Some records:

☆ ☆ ☆ ☆ ☆ ☆ ☆

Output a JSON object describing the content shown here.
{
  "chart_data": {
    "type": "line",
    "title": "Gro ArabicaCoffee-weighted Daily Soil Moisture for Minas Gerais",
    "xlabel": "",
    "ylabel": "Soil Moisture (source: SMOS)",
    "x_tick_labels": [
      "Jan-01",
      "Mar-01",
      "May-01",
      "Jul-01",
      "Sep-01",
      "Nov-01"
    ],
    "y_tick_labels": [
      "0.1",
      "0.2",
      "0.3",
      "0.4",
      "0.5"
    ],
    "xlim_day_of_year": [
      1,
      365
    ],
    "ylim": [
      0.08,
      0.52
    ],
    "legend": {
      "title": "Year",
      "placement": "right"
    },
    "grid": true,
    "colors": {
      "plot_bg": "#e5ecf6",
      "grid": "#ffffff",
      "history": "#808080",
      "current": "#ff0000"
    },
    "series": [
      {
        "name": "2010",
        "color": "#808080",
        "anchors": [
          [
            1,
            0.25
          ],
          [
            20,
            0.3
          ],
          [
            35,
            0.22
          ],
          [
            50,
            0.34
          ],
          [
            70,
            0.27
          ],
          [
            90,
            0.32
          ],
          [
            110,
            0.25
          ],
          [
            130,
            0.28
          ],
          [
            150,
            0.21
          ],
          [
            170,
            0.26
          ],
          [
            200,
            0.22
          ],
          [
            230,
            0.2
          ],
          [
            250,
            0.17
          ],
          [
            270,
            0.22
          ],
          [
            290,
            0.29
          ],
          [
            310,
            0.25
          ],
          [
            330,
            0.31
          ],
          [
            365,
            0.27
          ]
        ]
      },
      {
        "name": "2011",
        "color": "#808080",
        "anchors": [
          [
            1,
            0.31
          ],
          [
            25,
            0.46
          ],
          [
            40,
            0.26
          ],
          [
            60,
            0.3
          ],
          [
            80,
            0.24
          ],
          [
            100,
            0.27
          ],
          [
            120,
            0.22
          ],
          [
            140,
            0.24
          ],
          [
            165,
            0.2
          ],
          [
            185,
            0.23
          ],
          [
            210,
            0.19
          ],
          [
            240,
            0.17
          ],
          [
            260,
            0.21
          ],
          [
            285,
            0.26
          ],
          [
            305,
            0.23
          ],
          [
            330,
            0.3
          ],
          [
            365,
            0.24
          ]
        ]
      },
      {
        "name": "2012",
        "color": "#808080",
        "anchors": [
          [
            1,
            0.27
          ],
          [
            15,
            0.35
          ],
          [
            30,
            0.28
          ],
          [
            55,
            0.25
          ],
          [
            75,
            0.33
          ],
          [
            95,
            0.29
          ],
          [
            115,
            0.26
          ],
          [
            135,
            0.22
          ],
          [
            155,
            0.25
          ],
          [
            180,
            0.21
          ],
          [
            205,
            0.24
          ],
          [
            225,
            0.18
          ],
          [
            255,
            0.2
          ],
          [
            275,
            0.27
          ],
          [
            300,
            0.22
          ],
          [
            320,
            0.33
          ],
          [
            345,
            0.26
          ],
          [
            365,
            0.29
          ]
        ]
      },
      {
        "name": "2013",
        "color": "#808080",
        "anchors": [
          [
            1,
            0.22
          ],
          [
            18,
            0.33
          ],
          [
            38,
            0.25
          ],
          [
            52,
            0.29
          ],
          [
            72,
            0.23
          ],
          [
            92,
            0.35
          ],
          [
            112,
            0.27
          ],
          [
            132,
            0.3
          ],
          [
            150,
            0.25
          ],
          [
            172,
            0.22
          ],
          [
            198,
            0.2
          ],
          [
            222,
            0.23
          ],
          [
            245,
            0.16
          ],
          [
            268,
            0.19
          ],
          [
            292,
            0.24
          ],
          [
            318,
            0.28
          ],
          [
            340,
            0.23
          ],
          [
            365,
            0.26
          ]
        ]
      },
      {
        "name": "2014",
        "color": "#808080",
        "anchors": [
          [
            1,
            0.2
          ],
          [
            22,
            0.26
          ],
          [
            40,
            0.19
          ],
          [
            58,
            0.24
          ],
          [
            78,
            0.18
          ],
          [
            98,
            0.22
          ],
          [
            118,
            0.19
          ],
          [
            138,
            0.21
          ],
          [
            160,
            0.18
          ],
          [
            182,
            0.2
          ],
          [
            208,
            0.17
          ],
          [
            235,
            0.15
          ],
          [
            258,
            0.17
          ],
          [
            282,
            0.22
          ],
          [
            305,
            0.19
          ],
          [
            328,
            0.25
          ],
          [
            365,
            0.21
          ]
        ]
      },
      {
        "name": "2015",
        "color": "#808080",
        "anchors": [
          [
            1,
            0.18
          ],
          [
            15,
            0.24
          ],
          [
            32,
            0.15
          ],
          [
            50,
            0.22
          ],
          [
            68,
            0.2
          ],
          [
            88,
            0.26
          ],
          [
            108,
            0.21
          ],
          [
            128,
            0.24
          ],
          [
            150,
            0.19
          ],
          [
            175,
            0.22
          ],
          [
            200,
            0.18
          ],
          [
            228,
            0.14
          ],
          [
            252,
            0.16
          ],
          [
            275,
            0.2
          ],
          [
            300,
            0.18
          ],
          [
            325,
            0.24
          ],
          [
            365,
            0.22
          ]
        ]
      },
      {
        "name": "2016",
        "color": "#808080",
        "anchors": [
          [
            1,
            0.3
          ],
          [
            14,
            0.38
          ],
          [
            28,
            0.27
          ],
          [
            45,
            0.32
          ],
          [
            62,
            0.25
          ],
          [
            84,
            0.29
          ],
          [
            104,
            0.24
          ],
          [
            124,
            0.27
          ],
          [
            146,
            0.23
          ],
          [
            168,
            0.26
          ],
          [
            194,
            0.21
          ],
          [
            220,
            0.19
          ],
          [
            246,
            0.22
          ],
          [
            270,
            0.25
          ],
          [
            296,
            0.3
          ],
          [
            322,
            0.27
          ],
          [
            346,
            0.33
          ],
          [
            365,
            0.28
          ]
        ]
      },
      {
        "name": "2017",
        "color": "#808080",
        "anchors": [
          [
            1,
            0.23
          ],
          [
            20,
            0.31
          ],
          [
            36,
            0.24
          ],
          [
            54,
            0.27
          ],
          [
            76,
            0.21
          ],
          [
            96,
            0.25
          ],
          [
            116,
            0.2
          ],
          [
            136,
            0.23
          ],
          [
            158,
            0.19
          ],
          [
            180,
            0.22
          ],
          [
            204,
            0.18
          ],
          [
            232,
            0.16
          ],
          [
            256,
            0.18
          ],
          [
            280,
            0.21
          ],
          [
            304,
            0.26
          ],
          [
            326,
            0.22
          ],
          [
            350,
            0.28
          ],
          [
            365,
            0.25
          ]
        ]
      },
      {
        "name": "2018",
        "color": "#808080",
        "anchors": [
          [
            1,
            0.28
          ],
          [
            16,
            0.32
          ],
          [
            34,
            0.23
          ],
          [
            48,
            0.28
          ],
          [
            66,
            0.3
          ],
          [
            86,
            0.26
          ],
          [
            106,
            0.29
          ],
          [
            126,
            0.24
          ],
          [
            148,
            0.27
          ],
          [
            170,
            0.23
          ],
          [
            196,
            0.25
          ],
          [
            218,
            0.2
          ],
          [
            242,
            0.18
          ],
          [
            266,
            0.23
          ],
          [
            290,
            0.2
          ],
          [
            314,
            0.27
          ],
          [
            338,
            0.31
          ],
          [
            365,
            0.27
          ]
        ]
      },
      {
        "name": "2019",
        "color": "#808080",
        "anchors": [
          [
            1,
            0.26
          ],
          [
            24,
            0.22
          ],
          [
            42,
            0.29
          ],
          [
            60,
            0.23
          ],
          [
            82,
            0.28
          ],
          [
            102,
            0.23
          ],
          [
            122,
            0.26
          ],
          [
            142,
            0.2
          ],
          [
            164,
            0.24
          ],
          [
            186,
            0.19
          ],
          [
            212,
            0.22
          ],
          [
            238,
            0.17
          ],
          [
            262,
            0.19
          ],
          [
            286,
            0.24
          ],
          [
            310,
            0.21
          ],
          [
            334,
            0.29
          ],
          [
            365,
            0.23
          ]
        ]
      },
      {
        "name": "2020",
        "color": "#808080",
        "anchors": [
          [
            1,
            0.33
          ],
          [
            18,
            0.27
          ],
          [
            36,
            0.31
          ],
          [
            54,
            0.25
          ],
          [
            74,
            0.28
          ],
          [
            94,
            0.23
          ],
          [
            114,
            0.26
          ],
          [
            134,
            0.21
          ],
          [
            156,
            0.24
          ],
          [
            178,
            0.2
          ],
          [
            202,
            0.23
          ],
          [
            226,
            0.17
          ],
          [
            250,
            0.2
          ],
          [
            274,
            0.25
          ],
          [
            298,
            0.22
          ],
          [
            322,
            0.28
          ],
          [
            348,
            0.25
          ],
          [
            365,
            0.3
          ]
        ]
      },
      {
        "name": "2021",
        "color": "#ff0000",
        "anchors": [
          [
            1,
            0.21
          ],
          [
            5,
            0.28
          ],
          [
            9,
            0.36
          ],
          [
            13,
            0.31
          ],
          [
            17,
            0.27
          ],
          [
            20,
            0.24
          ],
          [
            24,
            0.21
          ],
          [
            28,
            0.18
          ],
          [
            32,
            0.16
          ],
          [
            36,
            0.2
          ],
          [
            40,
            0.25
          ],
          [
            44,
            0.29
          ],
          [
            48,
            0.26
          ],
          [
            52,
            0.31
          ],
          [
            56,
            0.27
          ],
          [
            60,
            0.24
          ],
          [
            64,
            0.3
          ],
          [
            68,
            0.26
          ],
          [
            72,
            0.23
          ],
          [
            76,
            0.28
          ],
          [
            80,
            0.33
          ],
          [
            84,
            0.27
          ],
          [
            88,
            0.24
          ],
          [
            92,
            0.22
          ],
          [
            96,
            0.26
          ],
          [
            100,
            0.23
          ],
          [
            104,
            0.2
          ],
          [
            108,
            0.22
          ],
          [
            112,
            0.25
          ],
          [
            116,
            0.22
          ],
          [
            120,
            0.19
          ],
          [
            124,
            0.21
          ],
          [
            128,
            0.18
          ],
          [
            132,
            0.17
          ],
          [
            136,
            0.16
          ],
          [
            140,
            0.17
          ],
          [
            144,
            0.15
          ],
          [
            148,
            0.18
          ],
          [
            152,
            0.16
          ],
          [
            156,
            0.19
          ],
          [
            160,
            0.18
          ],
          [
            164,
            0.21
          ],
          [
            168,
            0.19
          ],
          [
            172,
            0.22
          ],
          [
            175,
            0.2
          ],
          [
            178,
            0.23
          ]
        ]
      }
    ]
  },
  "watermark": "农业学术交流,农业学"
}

☆ ☆ ☆ ☆ ☆ ☆ ☆

- _EXERCISE GOAL_
Go through the listing above and locate each line that holds the word "name". Copy those lines.

- _THE REPLY_
        "name": "2010",
        "name": "2011",
        "name": "2012",
        "name": "2013",
        "name": "2014",
        "name": "2015",
        "name": "2016",
        "name": "2017",
        "name": "2018",
        "name": "2019",
        "name": "2020",
        "name": "2021",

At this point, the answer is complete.